■ **Written problem**: Rewrite the data from its first line through the line with "home-indicator <box>185 1010 391 1016</box>", changing "tab-label" to "tab-caption" and leaving everything else as it is. Return only those lines.

■ **Provided material**:
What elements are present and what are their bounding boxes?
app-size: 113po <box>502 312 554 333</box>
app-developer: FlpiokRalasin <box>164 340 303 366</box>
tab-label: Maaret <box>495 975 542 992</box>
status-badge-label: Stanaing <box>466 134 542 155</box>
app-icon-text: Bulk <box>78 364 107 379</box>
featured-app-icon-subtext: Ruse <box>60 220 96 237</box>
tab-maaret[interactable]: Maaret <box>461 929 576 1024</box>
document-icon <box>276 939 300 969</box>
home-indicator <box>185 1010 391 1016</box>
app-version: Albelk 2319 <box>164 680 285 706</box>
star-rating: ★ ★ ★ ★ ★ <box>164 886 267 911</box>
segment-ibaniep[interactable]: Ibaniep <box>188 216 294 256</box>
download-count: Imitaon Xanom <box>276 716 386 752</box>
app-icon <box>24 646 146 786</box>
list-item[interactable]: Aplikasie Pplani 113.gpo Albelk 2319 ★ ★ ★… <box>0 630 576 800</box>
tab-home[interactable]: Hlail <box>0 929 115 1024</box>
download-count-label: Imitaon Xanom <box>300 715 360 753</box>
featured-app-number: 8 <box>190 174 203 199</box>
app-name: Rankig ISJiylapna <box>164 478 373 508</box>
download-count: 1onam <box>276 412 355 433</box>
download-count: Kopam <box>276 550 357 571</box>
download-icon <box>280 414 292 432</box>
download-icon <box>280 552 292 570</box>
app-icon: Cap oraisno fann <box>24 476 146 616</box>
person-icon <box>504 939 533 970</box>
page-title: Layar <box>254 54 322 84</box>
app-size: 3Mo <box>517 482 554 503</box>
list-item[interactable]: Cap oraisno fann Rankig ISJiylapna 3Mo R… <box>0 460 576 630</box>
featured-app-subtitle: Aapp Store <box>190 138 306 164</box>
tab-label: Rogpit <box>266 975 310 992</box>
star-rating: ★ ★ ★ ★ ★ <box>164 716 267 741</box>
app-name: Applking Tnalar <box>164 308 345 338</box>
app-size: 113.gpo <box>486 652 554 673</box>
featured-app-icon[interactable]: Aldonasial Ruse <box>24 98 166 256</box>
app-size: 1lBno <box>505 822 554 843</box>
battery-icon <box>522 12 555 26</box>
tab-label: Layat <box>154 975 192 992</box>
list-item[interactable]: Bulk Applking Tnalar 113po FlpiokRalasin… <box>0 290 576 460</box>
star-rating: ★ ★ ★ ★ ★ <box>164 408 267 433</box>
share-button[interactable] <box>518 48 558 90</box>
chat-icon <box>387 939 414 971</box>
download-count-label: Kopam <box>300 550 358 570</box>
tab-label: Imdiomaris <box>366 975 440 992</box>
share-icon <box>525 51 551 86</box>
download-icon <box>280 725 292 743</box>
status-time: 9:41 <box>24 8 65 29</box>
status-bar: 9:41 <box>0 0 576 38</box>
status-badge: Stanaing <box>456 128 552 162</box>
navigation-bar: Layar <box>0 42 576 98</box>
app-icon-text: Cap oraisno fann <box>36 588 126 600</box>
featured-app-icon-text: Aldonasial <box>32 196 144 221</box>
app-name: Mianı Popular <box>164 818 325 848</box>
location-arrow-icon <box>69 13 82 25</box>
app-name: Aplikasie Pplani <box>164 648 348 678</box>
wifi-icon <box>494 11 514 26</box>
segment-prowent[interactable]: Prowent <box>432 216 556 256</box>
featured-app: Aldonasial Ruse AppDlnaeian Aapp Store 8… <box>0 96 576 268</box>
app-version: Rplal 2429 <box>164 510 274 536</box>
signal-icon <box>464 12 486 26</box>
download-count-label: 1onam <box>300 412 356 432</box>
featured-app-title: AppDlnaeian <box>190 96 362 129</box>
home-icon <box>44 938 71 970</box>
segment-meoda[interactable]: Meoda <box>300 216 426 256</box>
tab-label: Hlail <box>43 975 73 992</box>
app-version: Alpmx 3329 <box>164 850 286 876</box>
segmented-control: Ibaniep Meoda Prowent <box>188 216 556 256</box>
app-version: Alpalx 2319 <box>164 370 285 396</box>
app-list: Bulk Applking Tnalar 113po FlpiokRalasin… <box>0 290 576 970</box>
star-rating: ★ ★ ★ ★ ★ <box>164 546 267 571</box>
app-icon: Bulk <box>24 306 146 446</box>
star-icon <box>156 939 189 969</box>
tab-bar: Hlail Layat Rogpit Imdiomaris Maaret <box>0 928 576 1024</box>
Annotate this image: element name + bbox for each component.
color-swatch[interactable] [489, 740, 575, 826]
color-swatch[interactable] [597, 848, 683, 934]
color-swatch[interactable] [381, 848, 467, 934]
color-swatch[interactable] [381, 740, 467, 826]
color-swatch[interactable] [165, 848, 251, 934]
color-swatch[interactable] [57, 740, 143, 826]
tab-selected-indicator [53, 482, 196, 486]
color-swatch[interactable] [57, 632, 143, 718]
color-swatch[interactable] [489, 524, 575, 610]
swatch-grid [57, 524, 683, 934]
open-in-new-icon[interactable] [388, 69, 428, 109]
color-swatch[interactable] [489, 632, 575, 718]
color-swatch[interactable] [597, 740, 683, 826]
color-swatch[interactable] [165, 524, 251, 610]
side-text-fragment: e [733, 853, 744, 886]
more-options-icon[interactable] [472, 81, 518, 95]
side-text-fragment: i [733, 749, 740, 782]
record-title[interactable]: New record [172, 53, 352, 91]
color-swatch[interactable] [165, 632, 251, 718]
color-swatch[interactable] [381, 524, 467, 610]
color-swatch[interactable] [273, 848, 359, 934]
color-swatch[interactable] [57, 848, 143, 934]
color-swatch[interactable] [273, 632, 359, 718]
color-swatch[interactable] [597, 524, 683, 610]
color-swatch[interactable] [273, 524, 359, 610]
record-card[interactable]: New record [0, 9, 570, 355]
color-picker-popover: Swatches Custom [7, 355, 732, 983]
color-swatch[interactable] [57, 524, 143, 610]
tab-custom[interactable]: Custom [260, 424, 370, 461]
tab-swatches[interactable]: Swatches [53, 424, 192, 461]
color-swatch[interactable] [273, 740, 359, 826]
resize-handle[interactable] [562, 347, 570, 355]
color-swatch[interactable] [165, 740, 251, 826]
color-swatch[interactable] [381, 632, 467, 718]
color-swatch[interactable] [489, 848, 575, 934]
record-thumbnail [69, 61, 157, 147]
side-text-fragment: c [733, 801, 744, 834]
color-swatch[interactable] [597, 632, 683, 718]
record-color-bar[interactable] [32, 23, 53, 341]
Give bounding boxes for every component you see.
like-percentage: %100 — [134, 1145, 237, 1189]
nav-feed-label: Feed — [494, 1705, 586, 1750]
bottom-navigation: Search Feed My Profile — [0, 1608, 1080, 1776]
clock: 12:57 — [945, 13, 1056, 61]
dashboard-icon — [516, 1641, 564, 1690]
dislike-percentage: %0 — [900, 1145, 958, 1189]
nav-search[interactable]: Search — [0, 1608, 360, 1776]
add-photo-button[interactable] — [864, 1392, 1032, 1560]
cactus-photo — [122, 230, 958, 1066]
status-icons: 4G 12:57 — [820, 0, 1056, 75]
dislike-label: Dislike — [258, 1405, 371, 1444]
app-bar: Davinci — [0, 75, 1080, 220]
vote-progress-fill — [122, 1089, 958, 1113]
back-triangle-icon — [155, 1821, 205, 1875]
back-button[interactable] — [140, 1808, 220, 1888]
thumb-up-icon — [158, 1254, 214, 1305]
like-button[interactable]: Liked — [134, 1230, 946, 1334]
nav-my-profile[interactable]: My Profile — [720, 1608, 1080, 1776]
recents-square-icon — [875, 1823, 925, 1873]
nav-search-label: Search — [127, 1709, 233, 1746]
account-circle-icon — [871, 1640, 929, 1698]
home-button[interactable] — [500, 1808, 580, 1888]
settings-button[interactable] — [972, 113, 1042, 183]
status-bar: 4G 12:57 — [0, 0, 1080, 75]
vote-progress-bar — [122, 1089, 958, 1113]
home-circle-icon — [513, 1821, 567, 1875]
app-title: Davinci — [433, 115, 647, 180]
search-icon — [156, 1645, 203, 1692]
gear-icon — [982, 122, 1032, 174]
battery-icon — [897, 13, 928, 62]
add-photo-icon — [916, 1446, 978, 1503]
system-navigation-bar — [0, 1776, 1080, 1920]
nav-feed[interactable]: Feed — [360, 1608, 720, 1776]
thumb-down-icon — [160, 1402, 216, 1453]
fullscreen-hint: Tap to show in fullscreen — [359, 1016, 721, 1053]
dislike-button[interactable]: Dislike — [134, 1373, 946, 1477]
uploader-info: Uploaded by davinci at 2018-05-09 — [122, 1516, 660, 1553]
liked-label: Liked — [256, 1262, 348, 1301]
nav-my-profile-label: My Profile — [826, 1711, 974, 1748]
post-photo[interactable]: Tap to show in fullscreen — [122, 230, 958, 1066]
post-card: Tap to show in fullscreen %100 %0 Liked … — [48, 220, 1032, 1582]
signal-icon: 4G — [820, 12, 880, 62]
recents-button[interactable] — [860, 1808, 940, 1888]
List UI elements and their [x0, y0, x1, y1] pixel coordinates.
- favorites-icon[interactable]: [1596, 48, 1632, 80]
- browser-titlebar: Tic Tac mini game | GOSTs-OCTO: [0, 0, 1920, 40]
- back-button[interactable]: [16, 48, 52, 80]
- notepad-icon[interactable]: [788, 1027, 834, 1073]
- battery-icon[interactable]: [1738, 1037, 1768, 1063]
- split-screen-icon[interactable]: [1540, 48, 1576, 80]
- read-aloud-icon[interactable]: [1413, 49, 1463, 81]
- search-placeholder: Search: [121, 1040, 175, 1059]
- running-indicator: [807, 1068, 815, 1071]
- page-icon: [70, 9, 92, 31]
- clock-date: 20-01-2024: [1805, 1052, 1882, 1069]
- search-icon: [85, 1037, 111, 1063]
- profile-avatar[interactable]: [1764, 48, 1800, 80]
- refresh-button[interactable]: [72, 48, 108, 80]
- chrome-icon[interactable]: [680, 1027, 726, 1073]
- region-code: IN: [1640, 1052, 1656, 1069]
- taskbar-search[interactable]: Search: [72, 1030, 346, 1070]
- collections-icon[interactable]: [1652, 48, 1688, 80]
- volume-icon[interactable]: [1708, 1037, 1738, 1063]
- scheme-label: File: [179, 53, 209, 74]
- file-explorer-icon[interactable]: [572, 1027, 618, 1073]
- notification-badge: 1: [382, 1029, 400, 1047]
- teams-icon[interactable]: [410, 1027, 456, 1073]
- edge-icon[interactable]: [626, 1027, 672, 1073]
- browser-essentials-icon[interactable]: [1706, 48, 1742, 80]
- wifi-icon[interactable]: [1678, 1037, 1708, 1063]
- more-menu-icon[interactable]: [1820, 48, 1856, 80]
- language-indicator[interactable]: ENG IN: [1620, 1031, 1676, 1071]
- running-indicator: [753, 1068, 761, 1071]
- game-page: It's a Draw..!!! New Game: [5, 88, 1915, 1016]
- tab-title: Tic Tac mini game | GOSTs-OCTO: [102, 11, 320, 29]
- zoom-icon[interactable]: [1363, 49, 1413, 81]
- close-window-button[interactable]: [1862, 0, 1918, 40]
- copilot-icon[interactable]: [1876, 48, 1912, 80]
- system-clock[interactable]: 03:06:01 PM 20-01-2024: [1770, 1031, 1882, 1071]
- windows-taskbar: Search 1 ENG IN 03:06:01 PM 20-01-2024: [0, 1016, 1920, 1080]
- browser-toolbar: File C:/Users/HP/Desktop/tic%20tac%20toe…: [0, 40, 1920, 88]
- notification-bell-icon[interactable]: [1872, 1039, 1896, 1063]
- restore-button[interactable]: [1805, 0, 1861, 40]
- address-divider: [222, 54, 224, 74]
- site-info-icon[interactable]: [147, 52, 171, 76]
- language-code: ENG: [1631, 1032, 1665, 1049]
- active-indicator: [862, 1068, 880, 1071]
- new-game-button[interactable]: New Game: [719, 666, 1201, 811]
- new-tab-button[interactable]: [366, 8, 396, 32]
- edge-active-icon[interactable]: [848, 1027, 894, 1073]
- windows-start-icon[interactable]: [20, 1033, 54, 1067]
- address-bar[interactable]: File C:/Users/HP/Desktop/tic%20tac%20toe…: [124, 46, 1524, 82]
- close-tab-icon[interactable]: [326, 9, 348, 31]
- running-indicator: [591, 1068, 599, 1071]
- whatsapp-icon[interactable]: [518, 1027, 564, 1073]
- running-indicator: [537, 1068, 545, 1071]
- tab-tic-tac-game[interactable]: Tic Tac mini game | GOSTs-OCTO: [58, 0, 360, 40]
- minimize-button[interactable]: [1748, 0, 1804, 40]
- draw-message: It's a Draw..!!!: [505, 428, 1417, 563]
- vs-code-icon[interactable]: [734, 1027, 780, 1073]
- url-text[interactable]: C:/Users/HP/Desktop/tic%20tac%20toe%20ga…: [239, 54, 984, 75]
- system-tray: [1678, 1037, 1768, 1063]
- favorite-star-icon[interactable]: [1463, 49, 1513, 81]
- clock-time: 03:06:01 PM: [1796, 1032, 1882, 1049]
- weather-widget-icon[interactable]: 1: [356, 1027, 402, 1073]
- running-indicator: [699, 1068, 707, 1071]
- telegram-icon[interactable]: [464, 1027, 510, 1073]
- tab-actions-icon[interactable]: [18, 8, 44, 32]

■ **Answer for the task**:
What elements are present and what are their bounding boxes?
app-size: 113po <box>502 312 554 333</box>
app-developer: FlpiokRalasin <box>164 340 303 366</box>
tab-caption: Maaret <box>495 975 542 992</box>
status-badge-label: Stanaing <box>466 134 542 155</box>
app-icon-text: Bulk <box>78 364 107 379</box>
featured-app-icon-subtext: Ruse <box>60 220 96 237</box>
tab-maaret[interactable]: Maaret <box>461 929 576 1024</box>
document-icon <box>276 939 300 969</box>
home-indicator <box>185 1010 391 1016</box>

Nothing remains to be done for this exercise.